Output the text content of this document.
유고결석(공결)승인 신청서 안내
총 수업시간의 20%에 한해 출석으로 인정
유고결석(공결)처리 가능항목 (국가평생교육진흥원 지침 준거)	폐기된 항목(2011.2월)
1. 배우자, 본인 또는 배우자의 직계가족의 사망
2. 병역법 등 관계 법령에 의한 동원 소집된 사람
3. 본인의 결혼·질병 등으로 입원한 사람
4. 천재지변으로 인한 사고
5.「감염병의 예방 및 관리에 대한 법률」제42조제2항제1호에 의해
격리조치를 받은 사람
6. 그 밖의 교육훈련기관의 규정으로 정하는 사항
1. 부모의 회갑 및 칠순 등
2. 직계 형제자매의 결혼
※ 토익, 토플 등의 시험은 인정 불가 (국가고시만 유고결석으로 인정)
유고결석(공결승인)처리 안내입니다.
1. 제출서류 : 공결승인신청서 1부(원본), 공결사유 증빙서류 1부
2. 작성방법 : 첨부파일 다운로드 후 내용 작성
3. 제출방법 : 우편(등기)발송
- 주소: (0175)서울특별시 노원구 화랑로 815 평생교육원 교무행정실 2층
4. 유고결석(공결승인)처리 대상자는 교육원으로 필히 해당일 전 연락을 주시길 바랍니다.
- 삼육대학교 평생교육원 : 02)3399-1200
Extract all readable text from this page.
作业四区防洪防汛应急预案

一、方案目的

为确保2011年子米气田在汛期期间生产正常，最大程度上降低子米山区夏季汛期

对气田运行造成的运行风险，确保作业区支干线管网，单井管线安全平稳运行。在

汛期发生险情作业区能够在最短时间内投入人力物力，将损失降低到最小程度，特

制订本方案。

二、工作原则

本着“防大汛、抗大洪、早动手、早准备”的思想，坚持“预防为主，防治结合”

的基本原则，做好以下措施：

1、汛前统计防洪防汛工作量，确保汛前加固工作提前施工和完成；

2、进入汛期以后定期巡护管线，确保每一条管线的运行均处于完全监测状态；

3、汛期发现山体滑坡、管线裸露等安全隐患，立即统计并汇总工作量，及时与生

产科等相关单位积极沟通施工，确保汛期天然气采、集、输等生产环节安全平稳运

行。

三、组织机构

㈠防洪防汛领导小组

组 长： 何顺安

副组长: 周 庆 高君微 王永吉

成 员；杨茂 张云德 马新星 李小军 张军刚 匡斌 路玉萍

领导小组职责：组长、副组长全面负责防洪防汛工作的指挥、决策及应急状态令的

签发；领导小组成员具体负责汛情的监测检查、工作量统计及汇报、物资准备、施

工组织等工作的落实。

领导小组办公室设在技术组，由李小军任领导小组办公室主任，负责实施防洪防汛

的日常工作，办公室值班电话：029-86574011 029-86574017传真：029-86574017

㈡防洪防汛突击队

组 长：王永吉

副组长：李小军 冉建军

········

Pull out every line holding "평생교육원" from the records above, and copy it.

▶ [ANSWER]:
- 주소: (0175)서울특별시 노원구 화랑로 815 평생교육원 교무행정실 2층
- 삼육대학교 평생교육원 : 02)3399-1200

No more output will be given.